» RECORDS FOR THIS EXERCISE:
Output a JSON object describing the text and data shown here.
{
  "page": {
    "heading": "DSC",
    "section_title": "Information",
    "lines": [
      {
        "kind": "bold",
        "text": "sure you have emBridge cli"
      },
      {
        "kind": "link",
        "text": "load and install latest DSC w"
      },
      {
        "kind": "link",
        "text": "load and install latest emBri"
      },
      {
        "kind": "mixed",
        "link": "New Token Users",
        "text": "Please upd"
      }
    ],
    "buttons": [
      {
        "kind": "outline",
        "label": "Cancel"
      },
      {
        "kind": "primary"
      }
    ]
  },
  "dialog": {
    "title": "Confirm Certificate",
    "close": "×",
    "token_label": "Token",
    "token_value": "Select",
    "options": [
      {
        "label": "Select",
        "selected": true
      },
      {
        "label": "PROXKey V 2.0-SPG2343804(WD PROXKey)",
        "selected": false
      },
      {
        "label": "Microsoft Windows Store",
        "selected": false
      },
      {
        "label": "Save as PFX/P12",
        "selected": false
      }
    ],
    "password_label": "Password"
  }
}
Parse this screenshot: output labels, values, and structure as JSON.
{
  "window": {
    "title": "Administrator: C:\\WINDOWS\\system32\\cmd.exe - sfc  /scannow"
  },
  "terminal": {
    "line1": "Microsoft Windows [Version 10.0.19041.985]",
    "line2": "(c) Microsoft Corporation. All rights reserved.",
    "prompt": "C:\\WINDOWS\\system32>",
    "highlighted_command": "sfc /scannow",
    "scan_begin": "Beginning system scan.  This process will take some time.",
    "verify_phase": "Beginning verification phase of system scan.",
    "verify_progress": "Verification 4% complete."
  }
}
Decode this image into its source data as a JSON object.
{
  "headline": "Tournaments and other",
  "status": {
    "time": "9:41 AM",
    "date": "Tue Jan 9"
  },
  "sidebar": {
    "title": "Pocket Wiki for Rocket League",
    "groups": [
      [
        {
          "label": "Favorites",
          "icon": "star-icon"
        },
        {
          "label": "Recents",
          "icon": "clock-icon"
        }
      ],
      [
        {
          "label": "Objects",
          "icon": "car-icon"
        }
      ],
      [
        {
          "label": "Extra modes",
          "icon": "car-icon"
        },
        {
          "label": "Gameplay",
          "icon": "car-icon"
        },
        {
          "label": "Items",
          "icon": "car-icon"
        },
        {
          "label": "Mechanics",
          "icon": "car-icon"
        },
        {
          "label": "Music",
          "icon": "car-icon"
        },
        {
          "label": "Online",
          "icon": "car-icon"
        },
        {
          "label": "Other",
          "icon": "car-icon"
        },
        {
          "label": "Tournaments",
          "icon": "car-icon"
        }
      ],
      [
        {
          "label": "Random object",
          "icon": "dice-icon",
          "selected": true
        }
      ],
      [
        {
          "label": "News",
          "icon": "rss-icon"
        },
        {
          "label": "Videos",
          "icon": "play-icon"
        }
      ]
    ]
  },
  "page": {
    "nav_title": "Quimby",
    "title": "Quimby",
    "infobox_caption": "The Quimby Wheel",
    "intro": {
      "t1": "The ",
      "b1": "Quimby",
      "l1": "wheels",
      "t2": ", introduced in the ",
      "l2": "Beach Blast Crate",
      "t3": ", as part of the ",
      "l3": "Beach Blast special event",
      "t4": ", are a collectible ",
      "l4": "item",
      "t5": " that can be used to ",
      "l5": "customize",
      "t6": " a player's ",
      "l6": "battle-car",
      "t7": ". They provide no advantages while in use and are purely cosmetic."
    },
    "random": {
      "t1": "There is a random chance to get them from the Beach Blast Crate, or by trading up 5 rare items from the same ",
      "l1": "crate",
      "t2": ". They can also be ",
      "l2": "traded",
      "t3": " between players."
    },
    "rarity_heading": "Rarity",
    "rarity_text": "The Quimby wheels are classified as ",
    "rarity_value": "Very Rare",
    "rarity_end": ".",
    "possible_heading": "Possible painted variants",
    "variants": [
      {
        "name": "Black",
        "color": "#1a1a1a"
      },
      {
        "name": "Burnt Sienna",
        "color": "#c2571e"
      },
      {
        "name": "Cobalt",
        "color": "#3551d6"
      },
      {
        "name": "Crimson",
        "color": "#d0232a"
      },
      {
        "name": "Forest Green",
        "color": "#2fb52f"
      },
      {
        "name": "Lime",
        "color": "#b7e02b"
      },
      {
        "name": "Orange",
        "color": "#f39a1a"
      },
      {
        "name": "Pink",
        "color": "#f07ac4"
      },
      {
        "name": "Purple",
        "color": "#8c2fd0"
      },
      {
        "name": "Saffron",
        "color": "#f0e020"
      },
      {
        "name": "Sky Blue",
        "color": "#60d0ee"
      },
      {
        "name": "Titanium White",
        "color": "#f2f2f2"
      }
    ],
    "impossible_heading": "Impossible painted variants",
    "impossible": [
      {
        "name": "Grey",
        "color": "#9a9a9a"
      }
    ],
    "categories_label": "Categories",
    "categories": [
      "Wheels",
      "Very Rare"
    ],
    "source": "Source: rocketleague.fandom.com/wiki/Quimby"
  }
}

» EXERCISE INSTRUCTIONS: Using the listing above, pull out all lines that hold the word "variants".

» SOLVED PROBLEM:
    "possible_heading": "Possible painted variants",
    "variants": [
    "impossible_heading": "Impossible painted variants",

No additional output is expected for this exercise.